▶ Work instructions:
Repeat the lines below exactly as they appear, but leave out the images.

▶ Records:
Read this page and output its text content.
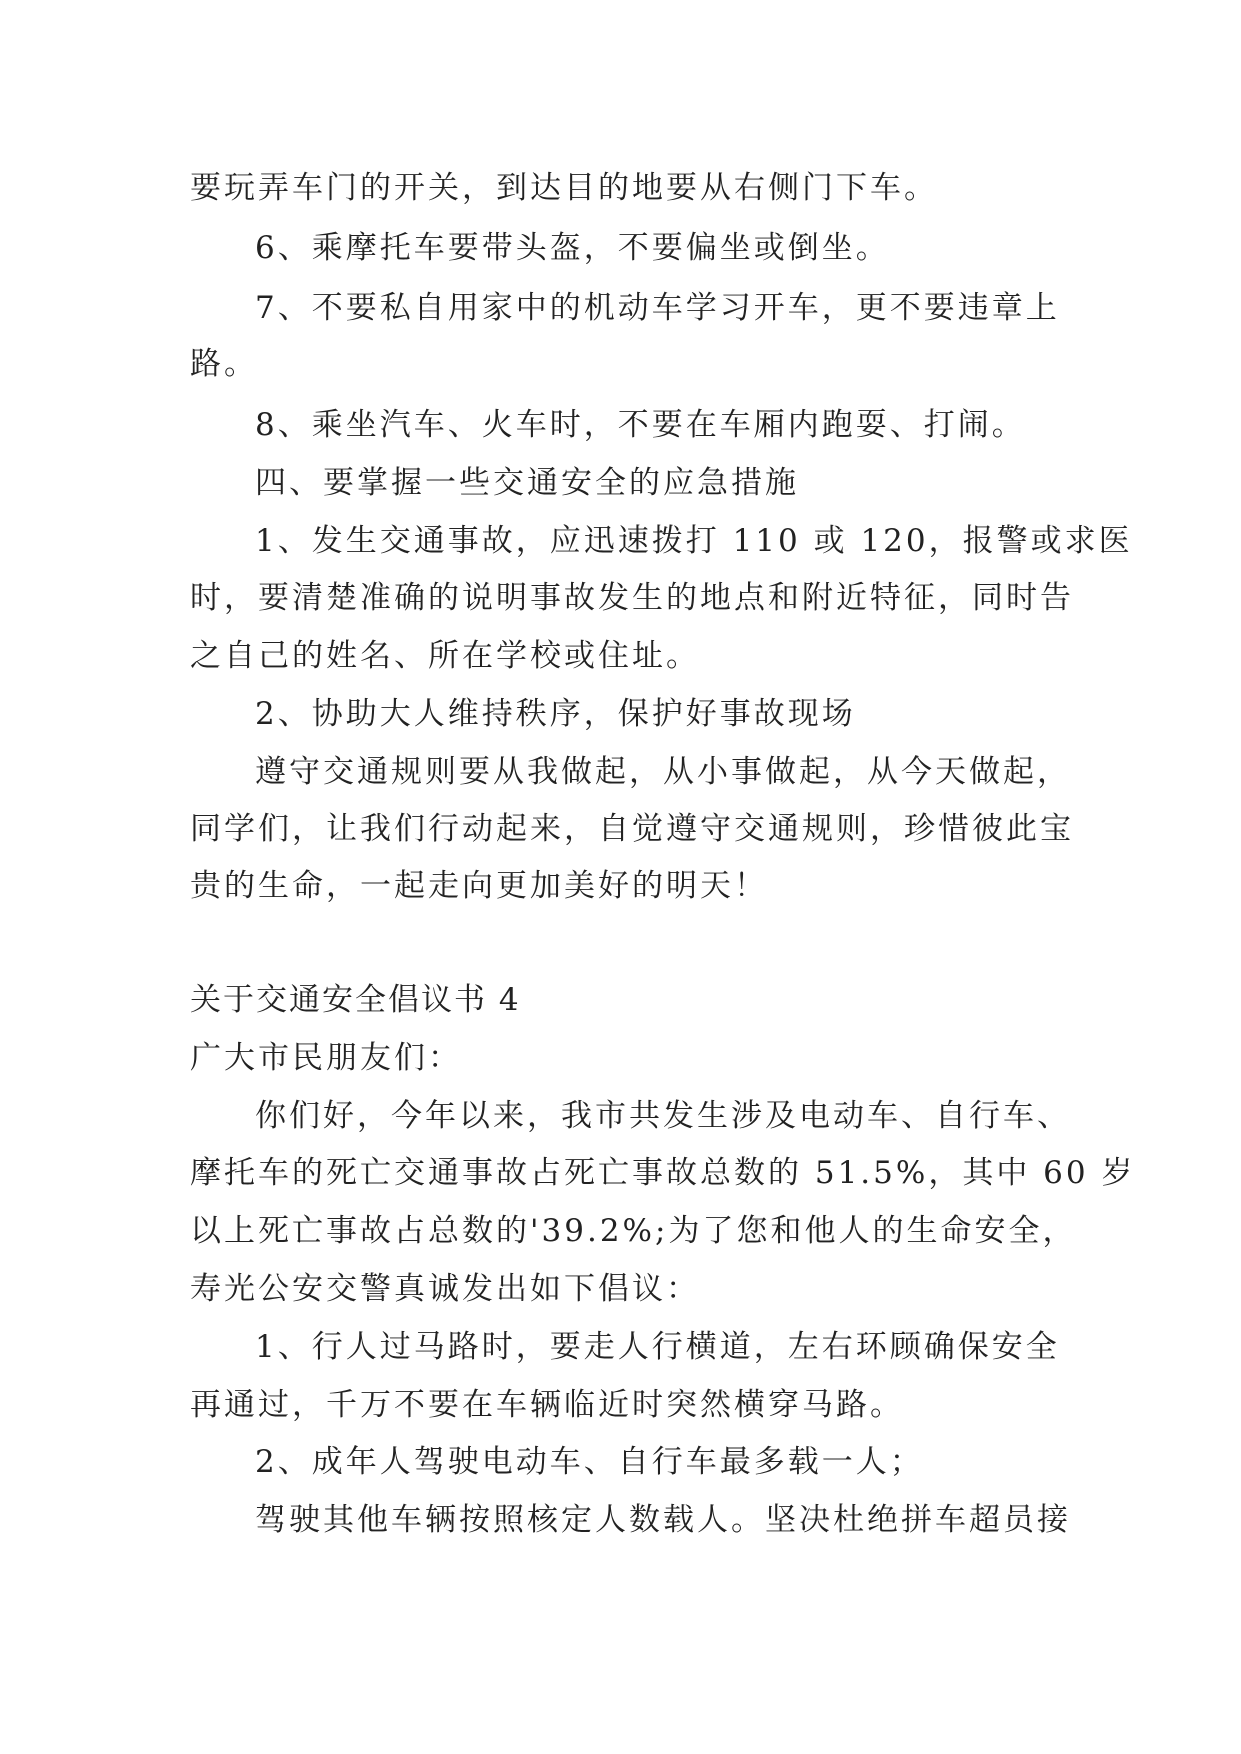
要玩弄车门的开关，到达目的地要从右侧门下车。
6、乘摩托车要带头盔，不要偏坐或倒坐。
7、不要私自用家中的机动车学习开车，更不要违章上
路。
8、乘坐汽车、火车时，不要在车厢内跑耍、打闹。
四、要掌握一些交通安全的应急措施
1、发生交通事故，应迅速拨打 110 或 120，报警或求医
时，要清楚准确的说明事故发生的地点和附近特征，同时告
之自己的姓名、所在学校或住址。
2、协助大人维持秩序，保护好事故现场
遵守交通规则要从我做起，从小事做起，从今天做起，
同学们，让我们行动起来，自觉遵守交通规则，珍惜彼此宝
贵的生命，一起走向更加美好的明天！
关于交通安全倡议书 4
广大市民朋友们：
你们好，今年以来，我市共发生涉及电动车、自行车、
摩托车的死亡交通事故占死亡事故总数的 51.5%，其中 60 岁
以上死亡事故占总数的'39.2%;为了您和他人的生命安全，
寿光公安交警真诚发出如下倡议：
1、行人过马路时，要走人行横道，左右环顾确保安全
再通过，千万不要在车辆临近时突然横穿马路。
2、成年人驾驶电动车、自行车最多载一人；
驾驶其他车辆按照核定人数载人。坚决杜绝拼车超员接
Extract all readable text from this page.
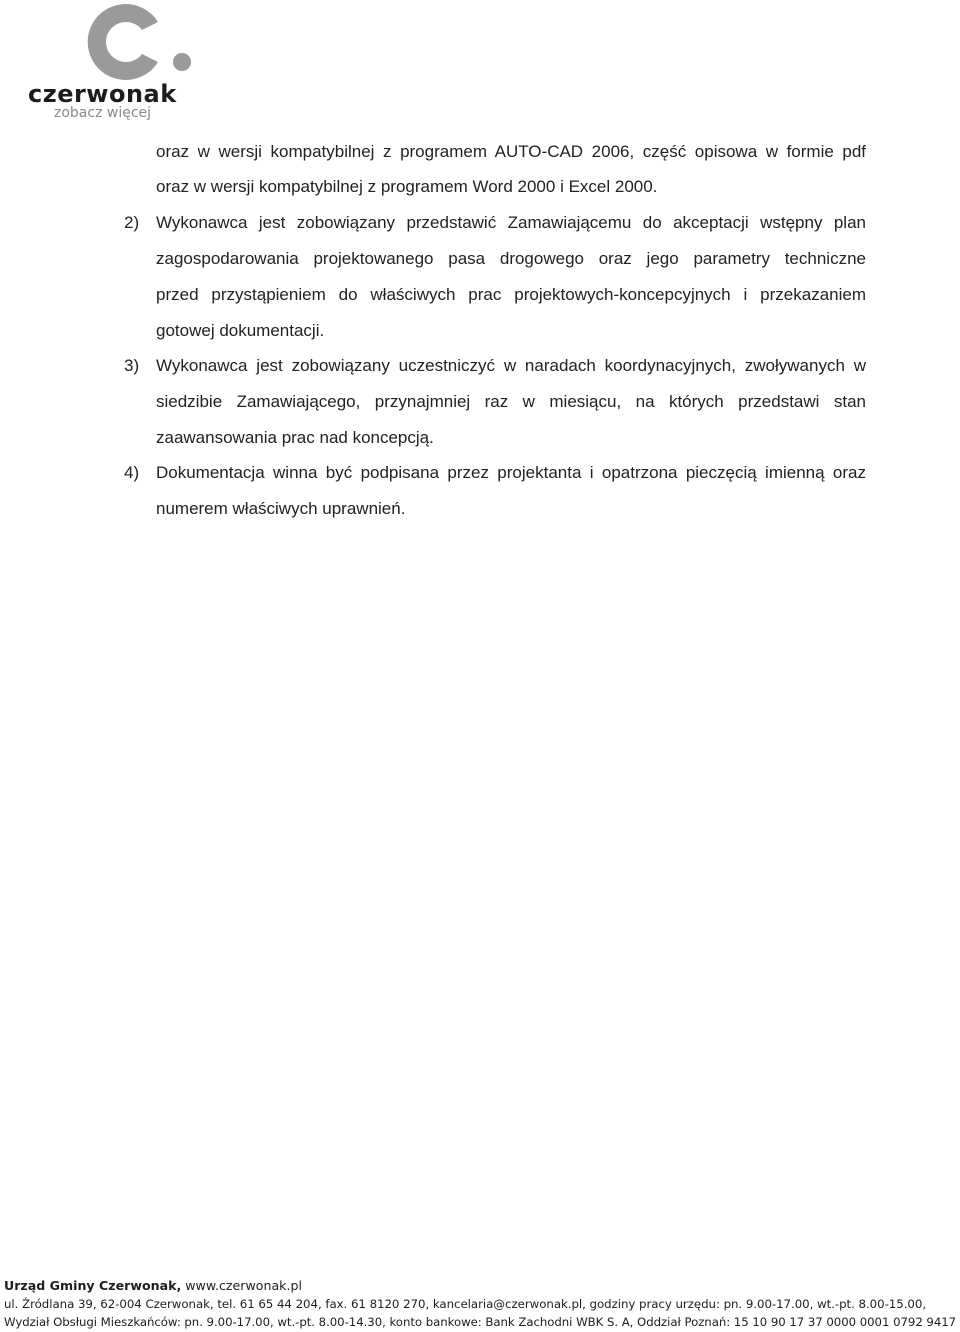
czerwonak
zobacz więcej
oraz w wersji kompatybilnej z programem AUTO-CAD 2006, część opisowa w formie pdf
oraz w wersji kompatybilnej z programem Word 2000 i Excel 2000.
2) Wykonawca jest zobowiązany przedstawić Zamawiającemu do akceptacji wstępny plan
zagospodarowania projektowanego pasa drogowego oraz jego parametry techniczne
przed przystąpieniem do właściwych prac projektowych-koncepcyjnych i przekazaniem
gotowej dokumentacji.
3) Wykonawca jest zobowiązany uczestniczyć w naradach koordynacyjnych, zwoływanych w
siedzibie Zamawiającego, przynajmniej raz w miesiącu, na których przedstawi stan
zaawansowania prac nad koncepcją.
4) Dokumentacja winna być podpisana przez projektanta i opatrzona pieczęcią imienną oraz
numerem właściwych uprawnień.
Urząd Gminy Czerwonak, www.czerwonak.pl
ul. Źródlana 39, 62-004 Czerwonak, tel. 61 65 44 204, fax. 61 8120 270, kancelaria@czerwonak.pl, godziny pracy urzędu: pn. 9.00-17.00, wt.-pt. 8.00-15.00,
Wydział Obsługi Mieszkańców: pn. 9.00-17.00, wt.-pt. 8.00-14.30, konto bankowe: Bank Zachodni WBK S. A, Oddział Poznań: 15 10 90 17 37 0000 0001 0792 9417
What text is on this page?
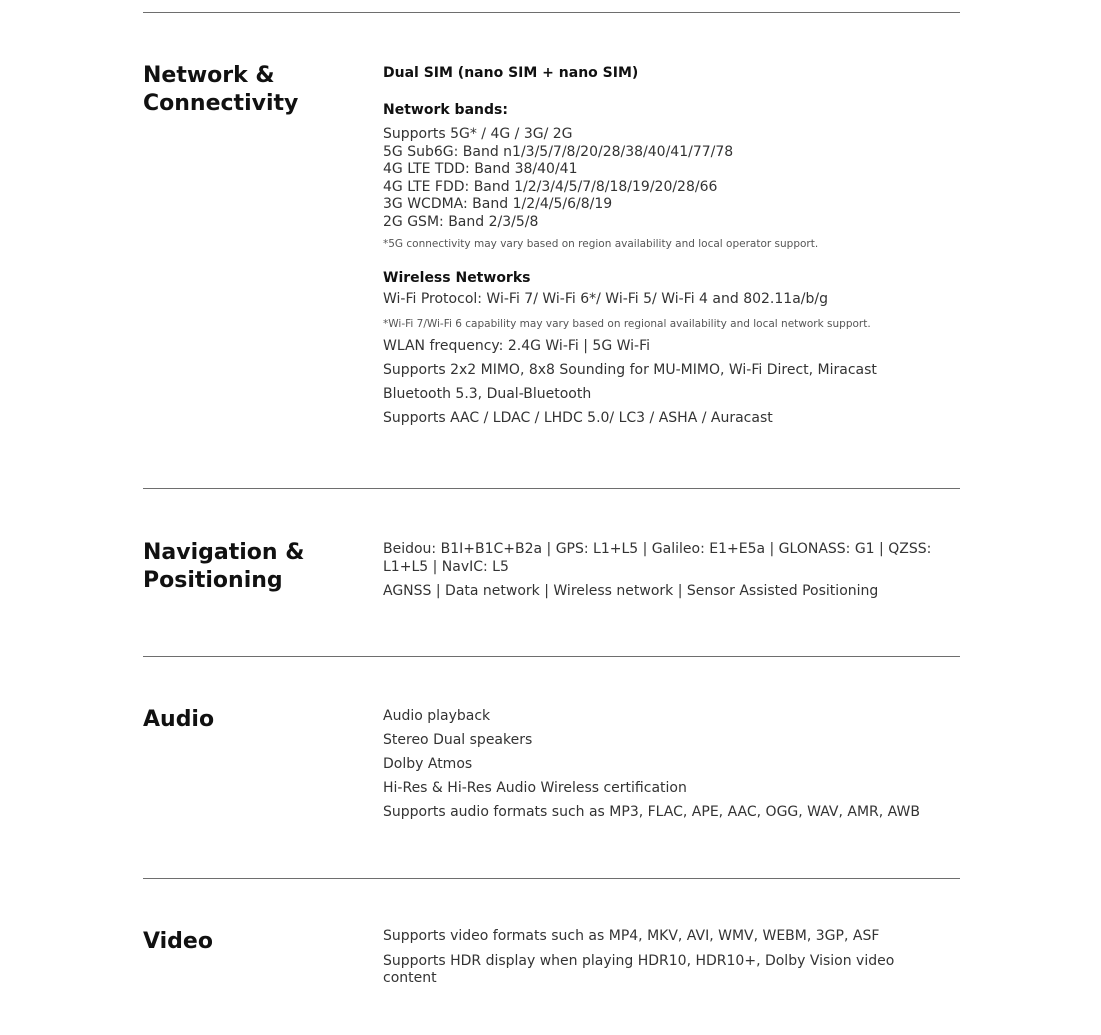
Network &
Connectivity

Dual SIM (nano SIM + nano SIM)

Network bands:

Supports 5G* / 4G / 3G/ 2G

5G Sub6G: Band n1/3/5/7/8/20/28/38/40/41/77/78

4G LTE TDD: Band 38/40/41

4G LTE FDD: Band 1/2/3/4/5/7/8/18/19/20/28/66

3G WCDMA: Band 1/2/4/5/6/8/19

2G GSM: Band 2/3/5/8

*5G connectivity may vary based on region availability and local operator support.

Wireless Networks

Wi-Fi Protocol: Wi-Fi 7/ Wi-Fi 6*/ Wi-Fi 5/ Wi-Fi 4 and 802.11a/b/g

*Wi-Fi 7/Wi-Fi 6 capability may vary based on regional availability and local network support.

WLAN frequency: 2.4G Wi-Fi | 5G Wi-Fi

Supports 2x2 MIMO, 8x8 Sounding for MU-MIMO, Wi-Fi Direct, Miracast

Bluetooth 5.3, Dual-Bluetooth

Supports AAC / LDAC / LHDC 5.0/ LC3 / ASHA / Auracast

Navigation &
Positioning

Beidou: B1I+B1C+B2a | GPS: L1+L5 | Galileo: E1+E5a | GLONASS: G1 | QZSS:

L1+L5 | NavIC: L5

AGNSS | Data network | Wireless network | Sensor Assisted Positioning

Audio	Audio playback

Stereo Dual speakers

Dolby Atmos

Hi-Res & Hi-Res Audio Wireless certification

Supports audio formats such as MP3, FLAC, APE, AAC, OGG, WAV, AMR, AWB

Video	Supports video formats such as MP4, MKV, AVI, WMV, WEBM, 3GP, ASF

Supports HDR display when playing HDR10, HDR10+, Dolby Vision video

content
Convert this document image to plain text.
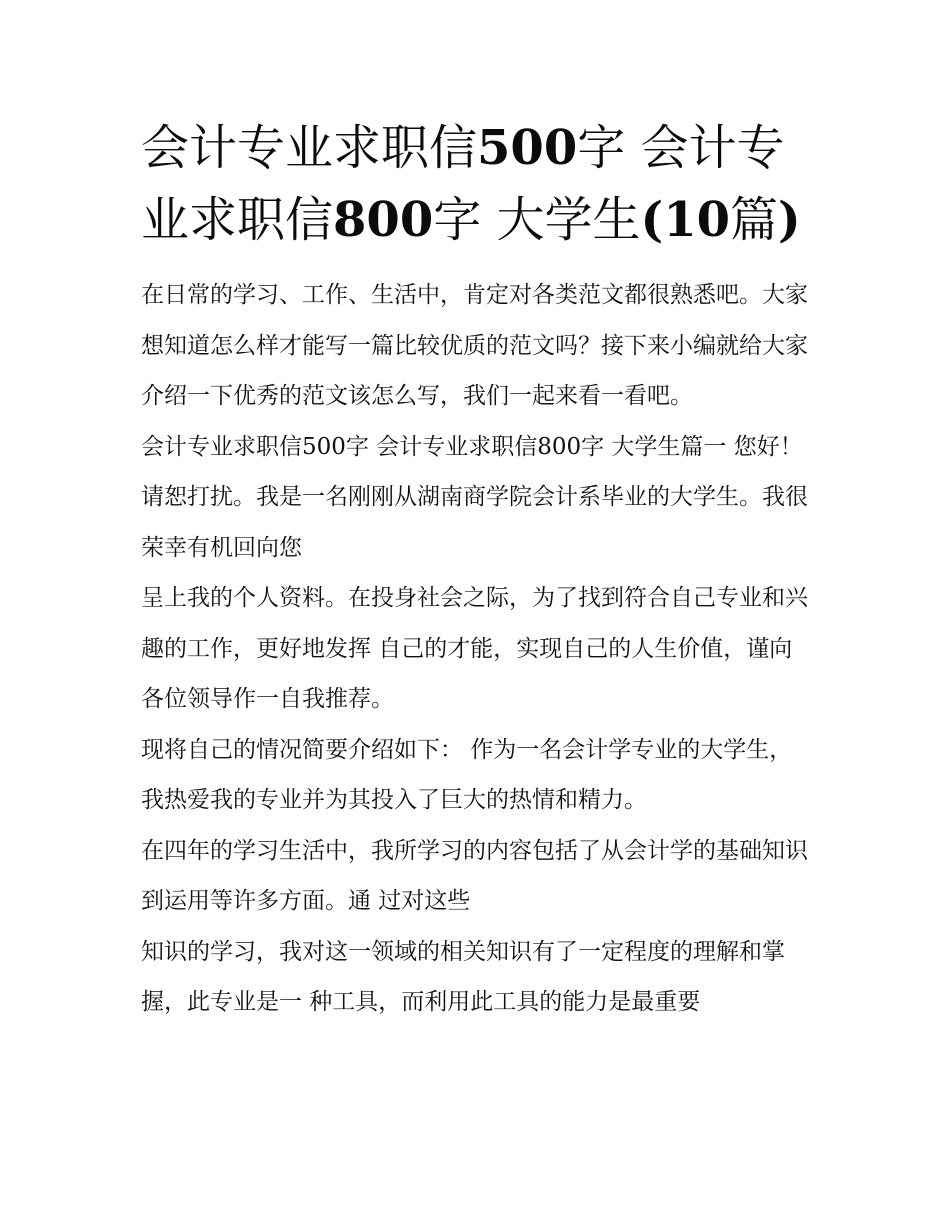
会计专业求职信500字 会计专业求职信800字 大学生(10篇)

在日常的学习、工作、生活中，肯定对各类范文都很熟悉吧。大家想知道怎么样才能写一篇比较优质的范文吗？接下来小编就给大家介绍一下优秀的范文该怎么写，我们一起来看一看吧。

会计专业求职信500字 会计专业求职信800字 大学生篇一 您好！请恕打扰。我是一名刚刚从湖南商学院会计系毕业的大学生。我很荣幸有机回向您

呈上我的个人资料。在投身社会之际，为了找到符合自己专业和兴趣的工作，更好地发挥 自己的才能，实现自己的人生价值，谨向各位领导作一自我推荐。

现将自己的情况简要介绍如下： 作为一名会计学专业的大学生，我热爱我的专业并为其投入了巨大的热情和精力。

在四年的学习生活中，我所学习的内容包括了从会计学的基础知识到运用等许多方面。通 过对这些

知识的学习，我对这一领域的相关知识有了一定程度的理解和掌握，此专业是一 种工具，而利用此工具的能力是最重要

▶ Problem solution:
Read this page and output its text content.
要玩弄车门的开关，到达目的地要从右侧门下车。
6、乘摩托车要带头盔，不要偏坐或倒坐。
7、不要私自用家中的机动车学习开车，更不要违章上
路。
8、乘坐汽车、火车时，不要在车厢内跑耍、打闹。
四、要掌握一些交通安全的应急措施
1、发生交通事故，应迅速拨打 110 或 120，报警或求医
时，要清楚准确的说明事故发生的地点和附近特征，同时告
之自己的姓名、所在学校或住址。
2、协助大人维持秩序，保护好事故现场
遵守交通规则要从我做起，从小事做起，从今天做起，
同学们，让我们行动起来，自觉遵守交通规则，珍惜彼此宝
贵的生命，一起走向更加美好的明天！
关于交通安全倡议书 4
广大市民朋友们：
你们好，今年以来，我市共发生涉及电动车、自行车、
摩托车的死亡交通事故占死亡事故总数的 51.5%，其中 60 岁
以上死亡事故占总数的'39.2%;为了您和他人的生命安全，
寿光公安交警真诚发出如下倡议：
1、行人过马路时，要走人行横道，左右环顾确保安全
再通过，千万不要在车辆临近时突然横穿马路。
2、成年人驾驶电动车、自行车最多载一人；
驾驶其他车辆按照核定人数载人。坚决杜绝拼车超员接
Extract all readable text from this page.
czerwonak
zobacz więcej
oraz w wersji kompatybilnej z programem AUTO-CAD 2006, część opisowa w formie pdf
oraz w wersji kompatybilnej z programem Word 2000 i Excel 2000.
2) Wykonawca jest zobowiązany przedstawić Zamawiającemu do akceptacji wstępny plan
zagospodarowania projektowanego pasa drogowego oraz jego parametry techniczne
przed przystąpieniem do właściwych prac projektowych-koncepcyjnych i przekazaniem
gotowej dokumentacji.
3) Wykonawca jest zobowiązany uczestniczyć w naradach koordynacyjnych, zwoływanych w
siedzibie Zamawiającego, przynajmniej raz w miesiącu, na których przedstawi stan
zaawansowania prac nad koncepcją.
4) Dokumentacja winna być podpisana przez projektanta i opatrzona pieczęcią imienną oraz
numerem właściwych uprawnień.
Urząd Gminy Czerwonak, www.czerwonak.pl
ul. Źródlana 39, 62-004 Czerwonak, tel. 61 65 44 204, fax. 61 8120 270, kancelaria@czerwonak.pl, godziny pracy urzędu: pn. 9.00-17.00, wt.-pt. 8.00-15.00,
Wydział Obsługi Mieszkańców: pn. 9.00-17.00, wt.-pt. 8.00-14.30, konto bankowe: Bank Zachodni WBK S. A, Oddział Poznań: 15 10 90 17 37 0000 0001 0792 9417
What text is on this page?
Network &
Connectivity

Dual SIM (nano SIM + nano SIM)

Network bands:

Supports 5G* / 4G / 3G/ 2G

5G Sub6G: Band n1/3/5/7/8/20/28/38/40/41/77/78

4G LTE TDD: Band 38/40/41

4G LTE FDD: Band 1/2/3/4/5/7/8/18/19/20/28/66

3G WCDMA: Band 1/2/4/5/6/8/19

2G GSM: Band 2/3/5/8

*5G connectivity may vary based on region availability and local operator support.

Wireless Networks

Wi-Fi Protocol: Wi-Fi 7/ Wi-Fi 6*/ Wi-Fi 5/ Wi-Fi 4 and 802.11a/b/g

*Wi-Fi 7/Wi-Fi 6 capability may vary based on regional availability and local network support.

WLAN frequency: 2.4G Wi-Fi | 5G Wi-Fi

Supports 2x2 MIMO, 8x8 Sounding for MU-MIMO, Wi-Fi Direct, Miracast

Bluetooth 5.3, Dual-Bluetooth

Supports AAC / LDAC / LHDC 5.0/ LC3 / ASHA / Auracast

Navigation &
Positioning

Beidou: B1I+B1C+B2a | GPS: L1+L5 | Galileo: E1+E5a | GLONASS: G1 | QZSS:

L1+L5 | NavIC: L5

AGNSS | Data network | Wireless network | Sensor Assisted Positioning

Audio	Audio playback

Stereo Dual speakers

Dolby Atmos

Hi-Res & Hi-Res Audio Wireless certification

Supports audio formats such as MP3, FLAC, APE, AAC, OGG, WAV, AMR, AWB

Video	Supports video formats such as MP4, MKV, AVI, WMV, WEBM, 3GP, ASF

Supports HDR display when playing HDR10, HDR10+, Dolby Vision video

content
Convert this document image to plain text.
会计专业求职信500字 会计专业求职信800字 大学生(10篇)

在日常的学习、工作、生活中，肯定对各类范文都很熟悉吧。大家想知道怎么样才能写一篇比较优质的范文吗？接下来小编就给大家介绍一下优秀的范文该怎么写，我们一起来看一看吧。

会计专业求职信500字 会计专业求职信800字 大学生篇一 您好！请恕打扰。我是一名刚刚从湖南商学院会计系毕业的大学生。我很荣幸有机回向您

呈上我的个人资料。在投身社会之际，为了找到符合自己专业和兴趣的工作，更好地发挥 自己的才能，实现自己的人生价值，谨向各位领导作一自我推荐。

现将自己的情况简要介绍如下： 作为一名会计学专业的大学生，我热爱我的专业并为其投入了巨大的热情和精力。

在四年的学习生活中，我所学习的内容包括了从会计学的基础知识到运用等许多方面。通 过对这些

知识的学习，我对这一领域的相关知识有了一定程度的理解和掌握，此专业是一 种工具，而利用此工具的能力是最重要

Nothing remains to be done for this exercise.